### What to work on
Without the images, output each record below as it stands.

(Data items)
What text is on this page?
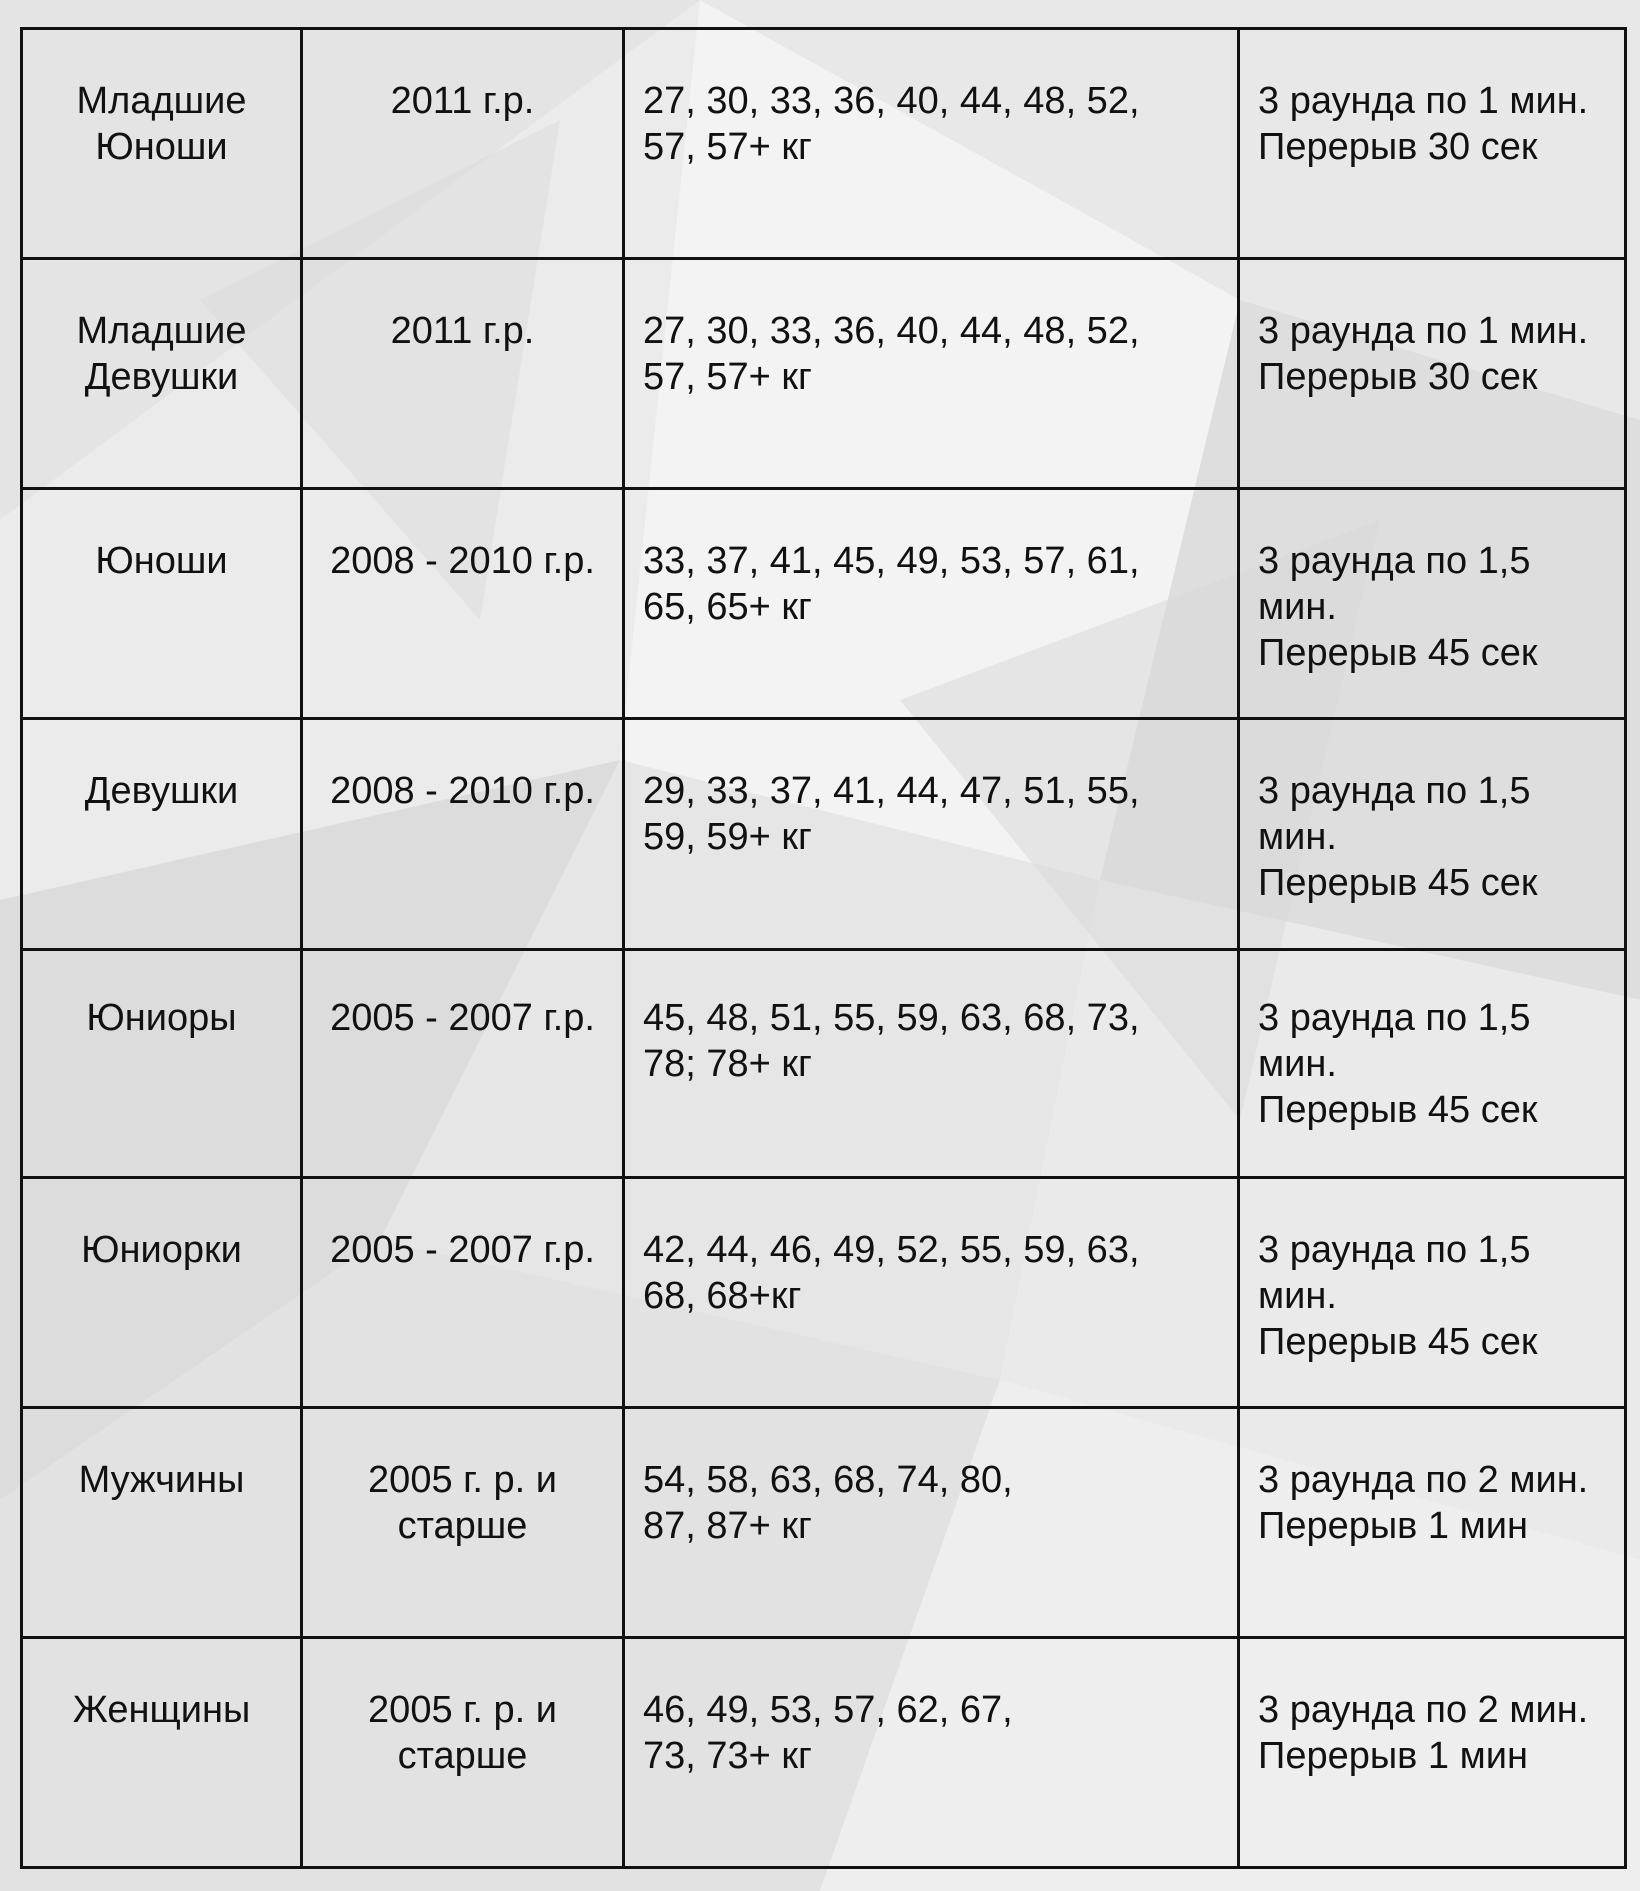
Младшие
Юноши	2011 г.р.	27, 30, 33, 36, 40, 44, 48, 52,
57, 57+ кг	3 раунда по 1 мин.
Перерыв 30 сек

Младшие
Девушки	2011 г.р.	27, 30, 33, 36, 40, 44, 48, 52,
57, 57+ кг	3 раунда по 1 мин.
Перерыв 30 сек

Юноши	2008 - 2010 г.р.	33, 37, 41, 45, 49, 53, 57, 61,
65, 65+ кг	3 раунда по 1,5
мин.
Перерыв 45 сек

Девушки	2008 - 2010 г.р.	29, 33, 37, 41, 44, 47, 51, 55,
59, 59+ кг	3 раунда по 1,5
мин.
Перерыв 45 сек

Юниоры	2005 - 2007 г.р.	45, 48, 51, 55, 59, 63, 68, 73,
78; 78+ кг	3 раунда по 1,5
мин.
Перерыв 45 сек

Юниорки	2005 - 2007 г.р.	42, 44, 46, 49, 52, 55, 59, 63,
68, 68+кг	3 раунда по 1,5
мин.
Перерыв 45 сек

Мужчины	2005 г. р. и
старше	54, 58, 63, 68, 74, 80,
87, 87+ кг	3 раунда по 2 мин.
Перерыв 1 мин

Женщины	2005 г. р. и
старше	46, 49, 53, 57, 62, 67,
73, 73+ кг	3 раунда по 2 мин.
Перерыв 1 мин
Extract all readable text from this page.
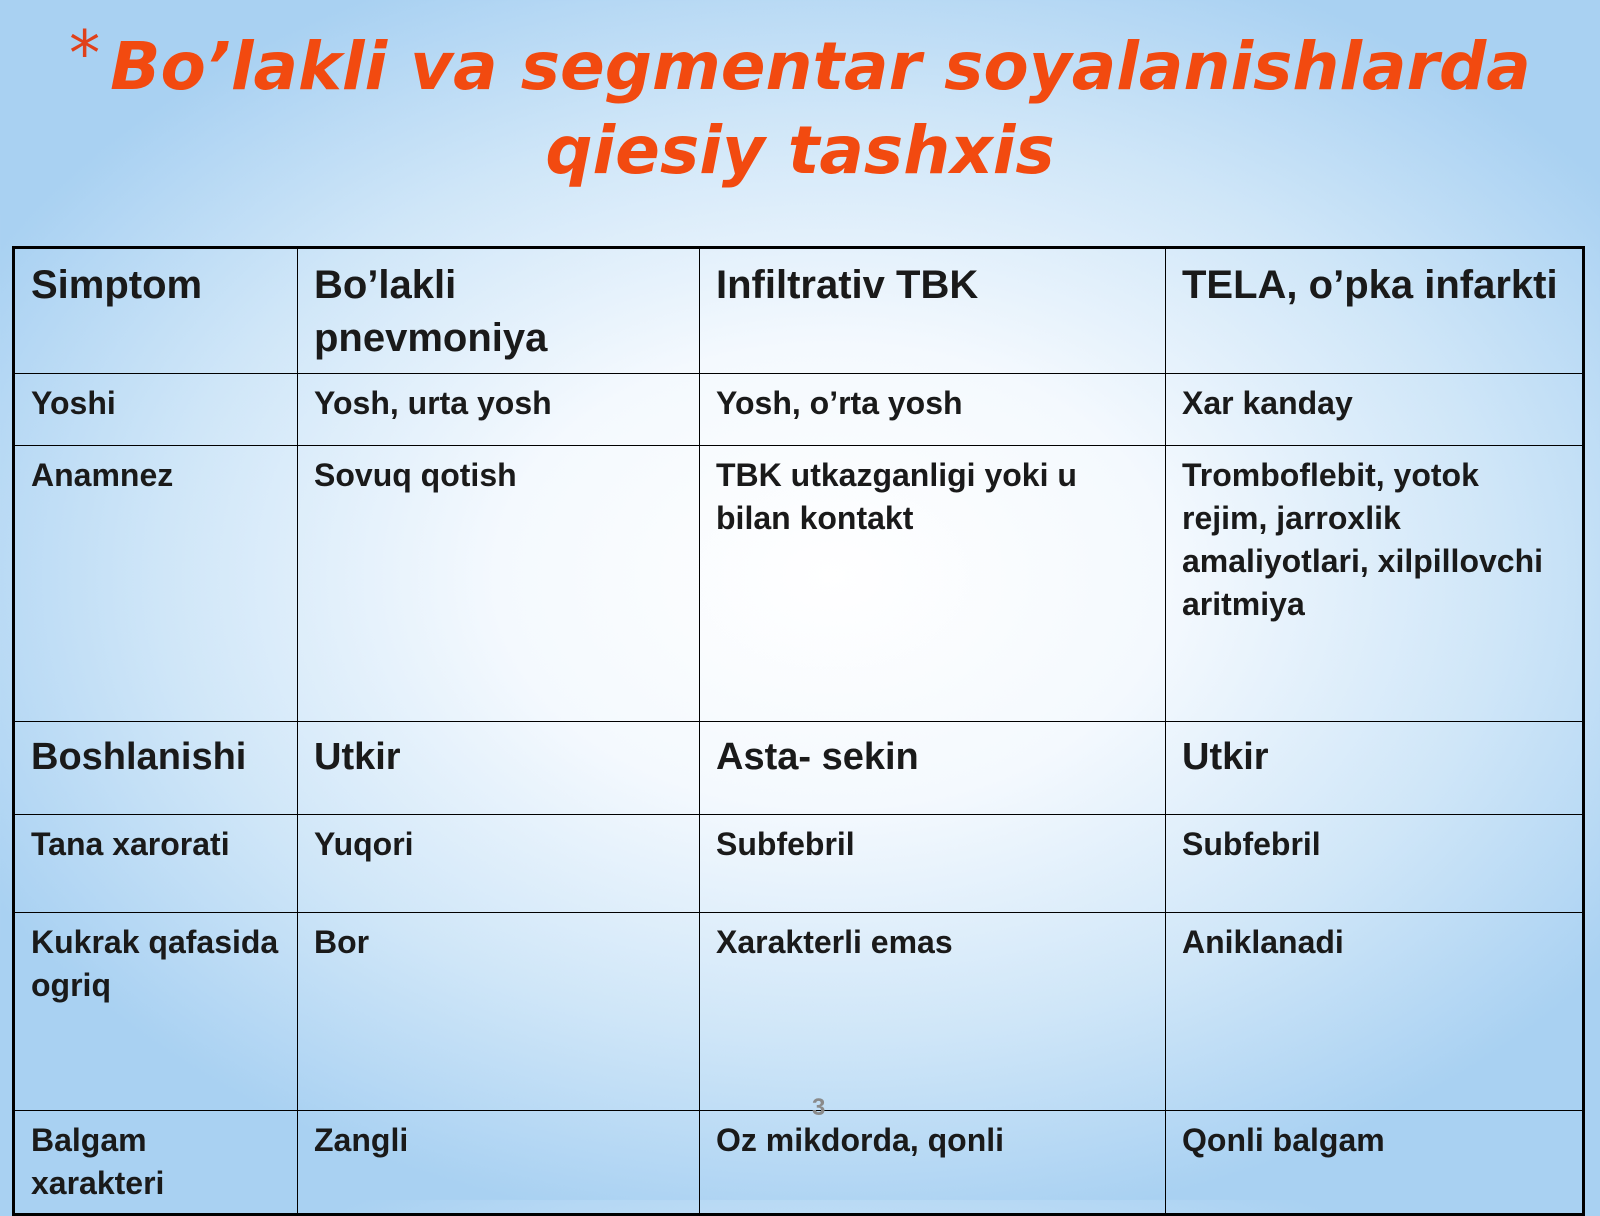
* Bo’lakli va segmentar soyalanishlarda
qiesiy tashxis
Simptom	Bo’lakli pnevmoniya	Infiltrativ TBK	TELA, o’pka infarkti
Yoshi	Yosh, urta yosh	Yosh, o’rta yosh	Xar kanday
Anamnez	Sovuq qotish	TBK utkazganligi yoki u bilan kontakt	Tromboflebit, yotok rejim, jarroxlik amaliyotlari, xilpillovchi aritmiya
Boshlanishi	Utkir	Asta- sekin	Utkir
Tana xarorati	Yuqori	Subfebril	Subfebril
Kukrak qafasida ogriq	Bor	Xarakterli emas	Aniklanadi
Balgam xarakteri	Zangli	Oz mikdorda, qonli	Qonli balgam
3
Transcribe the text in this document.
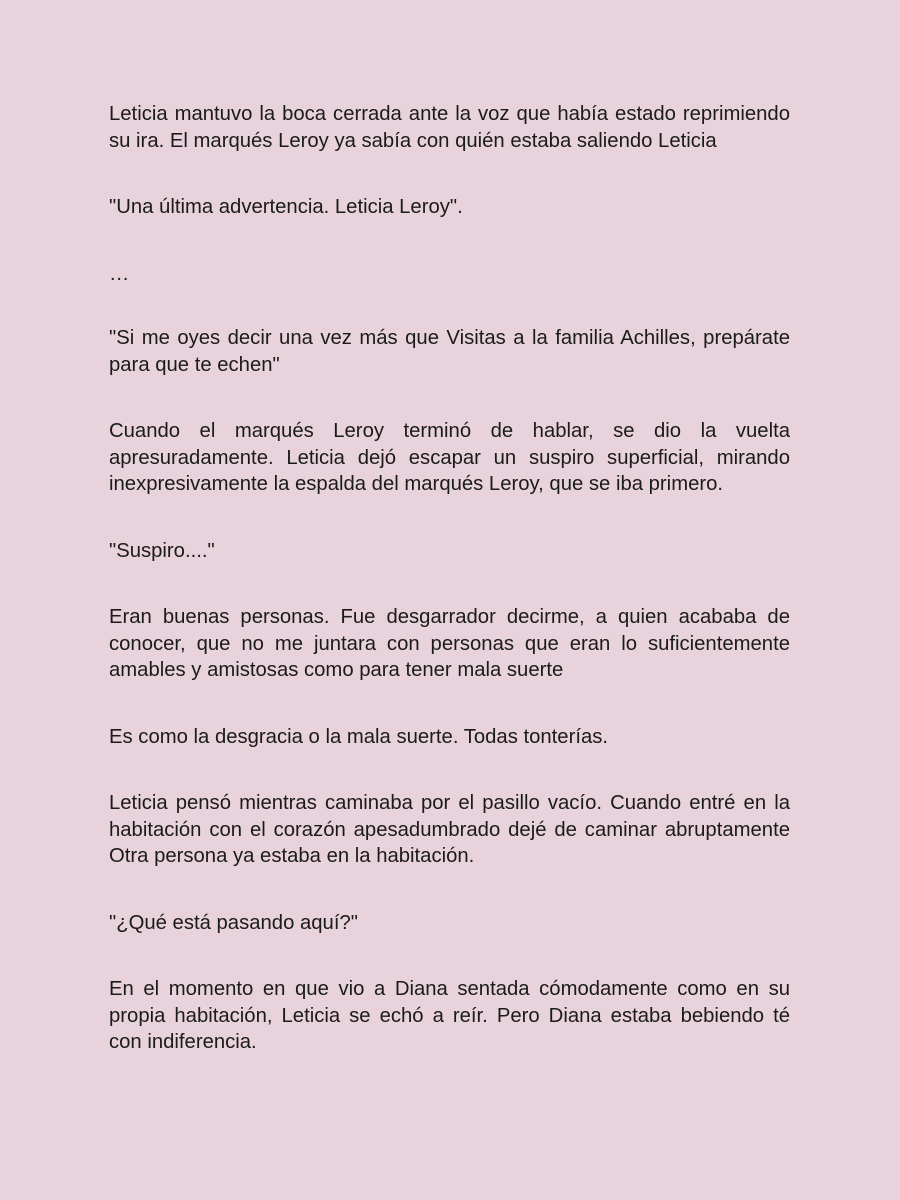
Leticia mantuvo la boca cerrada ante la voz que había estado reprimiendo su ira. El marqués Leroy ya sabía con quién estaba saliendo Leticia

"Una última advertencia. Leticia Leroy".

…

"Si me oyes decir una vez más que Visitas a la familia Achilles, prepárate para que te echen"

Cuando el marqués Leroy terminó de hablar, se dio la vuelta apresuradamente. Leticia dejó escapar un suspiro superficial, mirando inexpresivamente la espalda del marqués Leroy, que se iba primero.

"Suspiro...."

Eran buenas personas. Fue desgarrador decirme, a quien acababa de conocer, que no me juntara con personas que eran lo suficientemente amables y amistosas como para tener mala suerte

Es como la desgracia o la mala suerte. Todas tonterías.

Leticia pensó mientras caminaba por el pasillo vacío. Cuando entré en la habitación con el corazón apesadumbrado dejé de caminar abruptamente Otra persona ya estaba en la habitación.

"¿Qué está pasando aquí?"

En el momento en que vio a Diana sentada cómodamente como en su propia habitación, Leticia se echó a reír. Pero Diana estaba bebiendo té con indiferencia.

### Correct result
What text is on this page?
Младшие
Юноши	2011 г.р.	27, 30, 33, 36, 40, 44, 48, 52,
57, 57+ кг	3 раунда по 1 мин.
Перерыв 30 сек

Младшие
Девушки	2011 г.р.	27, 30, 33, 36, 40, 44, 48, 52,
57, 57+ кг	3 раунда по 1 мин.
Перерыв 30 сек

Юноши	2008 - 2010 г.р.	33, 37, 41, 45, 49, 53, 57, 61,
65, 65+ кг	3 раунда по 1,5
мин.
Перерыв 45 сек

Девушки	2008 - 2010 г.р.	29, 33, 37, 41, 44, 47, 51, 55,
59, 59+ кг	3 раунда по 1,5
мин.
Перерыв 45 сек

Юниоры	2005 - 2007 г.р.	45, 48, 51, 55, 59, 63, 68, 73,
78; 78+ кг	3 раунда по 1,5
мин.
Перерыв 45 сек

Юниорки	2005 - 2007 г.р.	42, 44, 46, 49, 52, 55, 59, 63,
68, 68+кг	3 раунда по 1,5
мин.
Перерыв 45 сек

Мужчины	2005 г. р. и
старше	54, 58, 63, 68, 74, 80,
87, 87+ кг	3 раунда по 2 мин.
Перерыв 1 мин

Женщины	2005 г. р. и
старше	46, 49, 53, 57, 62, 67,
73, 73+ кг	3 раунда по 2 мин.
Перерыв 1 мин
Extract all readable text from this page.
* Bo’lakli va segmentar soyalanishlarda
qiesiy tashxis
Simptom	Bo’lakli pnevmoniya	Infiltrativ TBK	TELA, o’pka infarkti
Yoshi	Yosh, urta yosh	Yosh, o’rta yosh	Xar kanday
Anamnez	Sovuq qotish	TBK utkazganligi yoki u bilan kontakt	Tromboflebit, yotok rejim, jarroxlik amaliyotlari, xilpillovchi aritmiya
Boshlanishi	Utkir	Asta- sekin	Utkir
Tana xarorati	Yuqori	Subfebril	Subfebril
Kukrak qafasida ogriq	Bor	Xarakterli emas	Aniklanadi
Balgam xarakteri	Zangli	Oz mikdorda, qonli	Qonli balgam
3
Transcribe the text in this document.
Leticia mantuvo la boca cerrada ante la voz que había estado reprimiendo su ira. El marqués Leroy ya sabía con quién estaba saliendo Leticia

"Una última advertencia. Leticia Leroy".

…

"Si me oyes decir una vez más que Visitas a la familia Achilles, prepárate para que te echen"

Cuando el marqués Leroy terminó de hablar, se dio la vuelta apresuradamente. Leticia dejó escapar un suspiro superficial, mirando inexpresivamente la espalda del marqués Leroy, que se iba primero.

"Suspiro...."

Eran buenas personas. Fue desgarrador decirme, a quien acababa de conocer, que no me juntara con personas que eran lo suficientemente amables y amistosas como para tener mala suerte

Es como la desgracia o la mala suerte. Todas tonterías.

Leticia pensó mientras caminaba por el pasillo vacío. Cuando entré en la habitación con el corazón apesadumbrado dejé de caminar abruptamente Otra persona ya estaba en la habitación.

"¿Qué está pasando aquí?"

En el momento en que vio a Diana sentada cómodamente como en su propia habitación, Leticia se echó a reír. Pero Diana estaba bebiendo té con indiferencia.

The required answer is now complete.